## Problem details
Keep only the lines of the material below that contain the word "Unterthanen". Copy those lines.
BEGIN
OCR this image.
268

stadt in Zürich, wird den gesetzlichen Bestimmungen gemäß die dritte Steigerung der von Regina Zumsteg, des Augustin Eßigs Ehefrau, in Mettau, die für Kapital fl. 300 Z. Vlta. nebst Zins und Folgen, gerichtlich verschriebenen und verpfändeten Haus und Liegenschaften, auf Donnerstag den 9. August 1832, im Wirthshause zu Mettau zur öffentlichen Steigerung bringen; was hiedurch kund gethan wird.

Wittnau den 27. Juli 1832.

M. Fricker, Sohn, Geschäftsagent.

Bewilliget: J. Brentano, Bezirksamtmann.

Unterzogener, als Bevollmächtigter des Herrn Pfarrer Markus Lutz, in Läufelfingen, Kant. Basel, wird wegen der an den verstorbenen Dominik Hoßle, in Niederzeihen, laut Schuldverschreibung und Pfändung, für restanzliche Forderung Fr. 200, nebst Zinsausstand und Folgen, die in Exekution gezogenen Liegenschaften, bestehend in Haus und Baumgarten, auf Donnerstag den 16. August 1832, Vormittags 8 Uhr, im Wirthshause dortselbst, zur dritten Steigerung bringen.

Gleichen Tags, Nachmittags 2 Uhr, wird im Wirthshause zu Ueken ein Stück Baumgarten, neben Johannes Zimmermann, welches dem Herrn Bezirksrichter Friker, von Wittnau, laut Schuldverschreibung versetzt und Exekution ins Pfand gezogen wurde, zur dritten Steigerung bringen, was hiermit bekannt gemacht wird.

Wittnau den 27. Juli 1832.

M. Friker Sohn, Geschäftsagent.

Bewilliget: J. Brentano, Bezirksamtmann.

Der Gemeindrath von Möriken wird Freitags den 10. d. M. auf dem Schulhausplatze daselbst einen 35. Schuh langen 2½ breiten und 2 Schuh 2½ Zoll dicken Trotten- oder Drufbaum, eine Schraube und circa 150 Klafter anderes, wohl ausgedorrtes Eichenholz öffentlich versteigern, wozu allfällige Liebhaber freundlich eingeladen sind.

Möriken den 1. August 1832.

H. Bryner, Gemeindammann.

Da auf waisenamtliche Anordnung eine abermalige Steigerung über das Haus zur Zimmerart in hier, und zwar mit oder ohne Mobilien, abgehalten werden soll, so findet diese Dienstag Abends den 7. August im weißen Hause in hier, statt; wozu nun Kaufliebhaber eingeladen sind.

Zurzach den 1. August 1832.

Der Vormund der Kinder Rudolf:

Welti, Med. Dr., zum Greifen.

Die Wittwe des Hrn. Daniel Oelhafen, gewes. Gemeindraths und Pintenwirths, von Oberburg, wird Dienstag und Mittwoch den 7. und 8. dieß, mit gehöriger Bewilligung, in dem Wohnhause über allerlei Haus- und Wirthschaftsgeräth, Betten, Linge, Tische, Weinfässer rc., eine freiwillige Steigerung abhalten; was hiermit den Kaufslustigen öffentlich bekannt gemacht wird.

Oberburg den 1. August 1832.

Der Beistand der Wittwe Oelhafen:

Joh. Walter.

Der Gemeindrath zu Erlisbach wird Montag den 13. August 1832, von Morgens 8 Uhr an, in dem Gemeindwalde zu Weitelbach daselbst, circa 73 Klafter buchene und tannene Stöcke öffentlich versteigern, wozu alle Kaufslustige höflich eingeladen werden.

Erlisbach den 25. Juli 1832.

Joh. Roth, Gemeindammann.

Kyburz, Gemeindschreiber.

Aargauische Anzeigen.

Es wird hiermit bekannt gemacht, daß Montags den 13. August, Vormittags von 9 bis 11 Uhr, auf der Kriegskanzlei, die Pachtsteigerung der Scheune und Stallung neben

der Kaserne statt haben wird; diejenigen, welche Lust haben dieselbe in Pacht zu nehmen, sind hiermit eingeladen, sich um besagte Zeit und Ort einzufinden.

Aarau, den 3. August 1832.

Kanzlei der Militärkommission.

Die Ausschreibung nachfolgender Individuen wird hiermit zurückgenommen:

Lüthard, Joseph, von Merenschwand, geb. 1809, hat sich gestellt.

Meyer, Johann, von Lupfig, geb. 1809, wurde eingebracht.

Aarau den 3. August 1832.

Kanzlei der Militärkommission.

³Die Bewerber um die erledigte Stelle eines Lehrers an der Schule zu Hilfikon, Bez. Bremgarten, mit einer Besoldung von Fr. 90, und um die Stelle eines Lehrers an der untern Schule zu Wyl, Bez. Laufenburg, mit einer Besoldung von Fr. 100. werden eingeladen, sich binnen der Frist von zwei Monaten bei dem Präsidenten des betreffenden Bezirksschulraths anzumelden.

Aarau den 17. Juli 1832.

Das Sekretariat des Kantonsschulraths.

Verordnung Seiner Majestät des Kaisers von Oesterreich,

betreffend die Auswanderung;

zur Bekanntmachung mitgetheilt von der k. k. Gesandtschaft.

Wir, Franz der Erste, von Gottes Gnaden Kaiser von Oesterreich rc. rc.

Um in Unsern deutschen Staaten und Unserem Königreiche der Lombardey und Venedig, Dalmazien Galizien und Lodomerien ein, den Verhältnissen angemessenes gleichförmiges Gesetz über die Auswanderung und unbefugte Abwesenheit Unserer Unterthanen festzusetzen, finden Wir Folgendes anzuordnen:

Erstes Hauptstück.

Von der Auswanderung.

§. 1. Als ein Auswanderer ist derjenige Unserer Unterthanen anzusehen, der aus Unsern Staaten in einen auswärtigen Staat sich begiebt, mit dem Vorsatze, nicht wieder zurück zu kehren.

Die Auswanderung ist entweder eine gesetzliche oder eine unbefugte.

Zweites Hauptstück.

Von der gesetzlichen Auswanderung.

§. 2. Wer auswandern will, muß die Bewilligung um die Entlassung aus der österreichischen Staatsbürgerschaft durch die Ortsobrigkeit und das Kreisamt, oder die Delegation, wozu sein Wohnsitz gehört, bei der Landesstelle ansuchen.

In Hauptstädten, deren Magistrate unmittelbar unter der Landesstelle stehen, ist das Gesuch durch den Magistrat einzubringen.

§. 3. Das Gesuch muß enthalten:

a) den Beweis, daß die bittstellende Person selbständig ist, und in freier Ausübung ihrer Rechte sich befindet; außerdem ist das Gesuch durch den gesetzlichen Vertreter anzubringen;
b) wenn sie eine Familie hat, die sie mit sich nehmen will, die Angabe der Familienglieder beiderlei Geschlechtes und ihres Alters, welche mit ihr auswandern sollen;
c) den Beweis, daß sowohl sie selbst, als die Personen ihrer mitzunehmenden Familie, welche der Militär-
END
## Exercise result
Um in Unsern deutschen Staaten und Unserem Königreiche der Lombardey und Venedig, Dalmazien Galizien und Lodomerien ein, den Verhältnissen angemessenes gleichförmiges Gesetz über die Auswanderung und unbefugte Abwesenheit Unserer Unterthanen festzusetzen, finden Wir Folgendes anzuordnen:
§. 1. Als ein Auswanderer ist derjenige Unserer Unterthanen anzusehen, der aus Unsern Staaten in einen auswärtigen Staat sich begiebt, mit dem Vorsatze, nicht wieder zurück zu kehren.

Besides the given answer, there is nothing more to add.